→ **Objective**
"document" appears in how many lines of the entries? State only the number.

───── Data shown ─────

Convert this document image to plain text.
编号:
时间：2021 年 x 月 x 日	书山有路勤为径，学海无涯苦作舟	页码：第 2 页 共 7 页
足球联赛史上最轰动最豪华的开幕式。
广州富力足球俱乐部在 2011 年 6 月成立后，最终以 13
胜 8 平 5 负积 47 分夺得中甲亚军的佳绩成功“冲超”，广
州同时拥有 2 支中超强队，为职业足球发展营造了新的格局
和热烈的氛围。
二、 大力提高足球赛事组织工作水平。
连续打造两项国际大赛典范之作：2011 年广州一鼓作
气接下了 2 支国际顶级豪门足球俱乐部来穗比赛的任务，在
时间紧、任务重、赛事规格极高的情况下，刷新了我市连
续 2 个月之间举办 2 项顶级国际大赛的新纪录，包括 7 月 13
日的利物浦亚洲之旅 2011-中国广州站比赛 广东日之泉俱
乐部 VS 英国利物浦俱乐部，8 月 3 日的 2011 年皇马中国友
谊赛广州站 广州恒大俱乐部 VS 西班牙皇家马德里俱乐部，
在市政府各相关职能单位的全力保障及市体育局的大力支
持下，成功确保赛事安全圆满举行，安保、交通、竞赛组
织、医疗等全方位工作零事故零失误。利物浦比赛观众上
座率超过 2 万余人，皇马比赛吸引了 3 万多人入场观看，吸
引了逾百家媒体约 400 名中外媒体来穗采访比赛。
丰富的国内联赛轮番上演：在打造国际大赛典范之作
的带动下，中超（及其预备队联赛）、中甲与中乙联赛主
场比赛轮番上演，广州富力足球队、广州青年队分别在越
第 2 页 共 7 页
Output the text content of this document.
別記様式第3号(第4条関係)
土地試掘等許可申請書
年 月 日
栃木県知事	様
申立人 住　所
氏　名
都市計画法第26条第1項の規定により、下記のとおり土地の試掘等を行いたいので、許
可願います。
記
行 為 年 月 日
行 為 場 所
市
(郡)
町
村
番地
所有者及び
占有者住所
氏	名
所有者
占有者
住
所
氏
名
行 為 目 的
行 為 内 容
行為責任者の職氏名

─────

→ **Correct output**
2